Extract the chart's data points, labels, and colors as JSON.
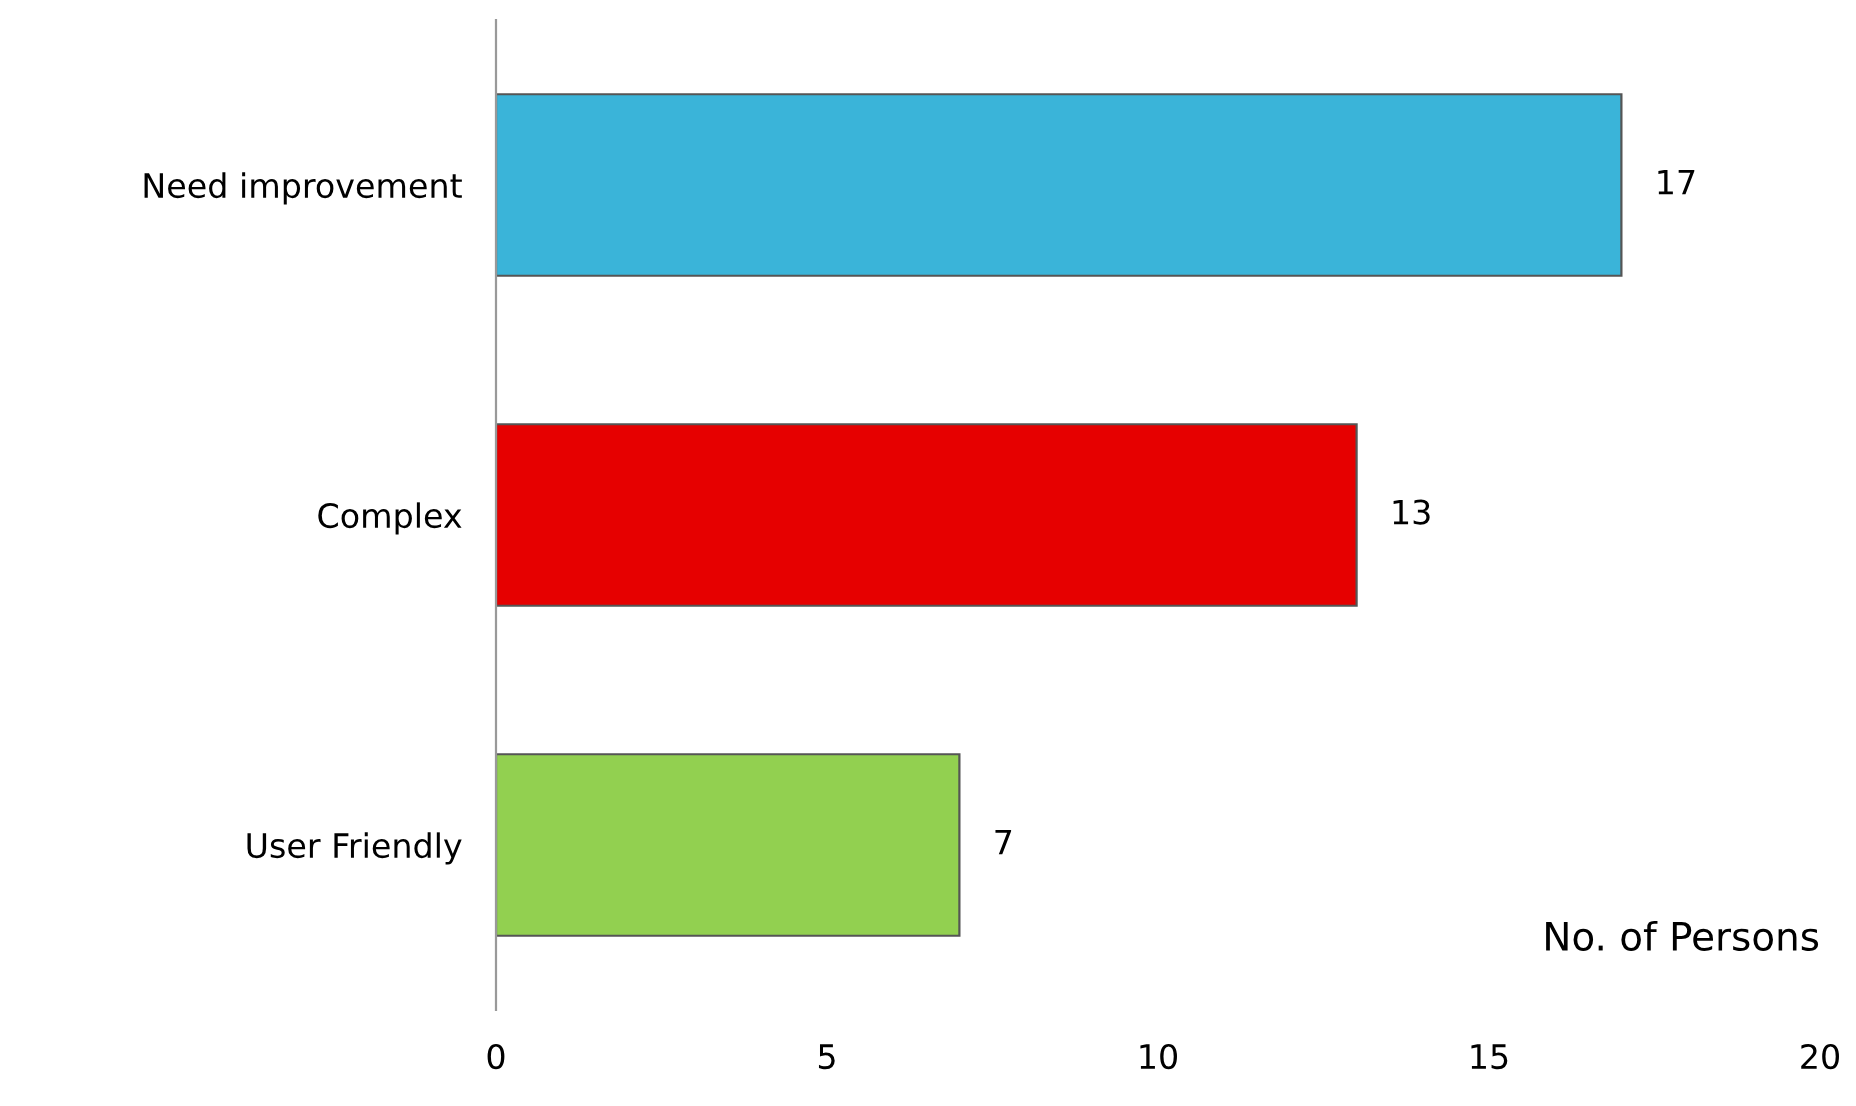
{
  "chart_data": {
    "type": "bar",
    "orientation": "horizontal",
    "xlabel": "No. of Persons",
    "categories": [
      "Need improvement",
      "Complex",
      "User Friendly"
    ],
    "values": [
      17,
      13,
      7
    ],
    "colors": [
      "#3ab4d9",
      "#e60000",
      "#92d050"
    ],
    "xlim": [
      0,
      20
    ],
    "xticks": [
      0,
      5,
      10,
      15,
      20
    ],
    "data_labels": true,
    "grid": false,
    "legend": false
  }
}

(Task prompt):
Copy out every line of the data that includes the word "colors".

(Correct answer):
Extract the chart's data points, labels, and colors as JSON.
    "colors": [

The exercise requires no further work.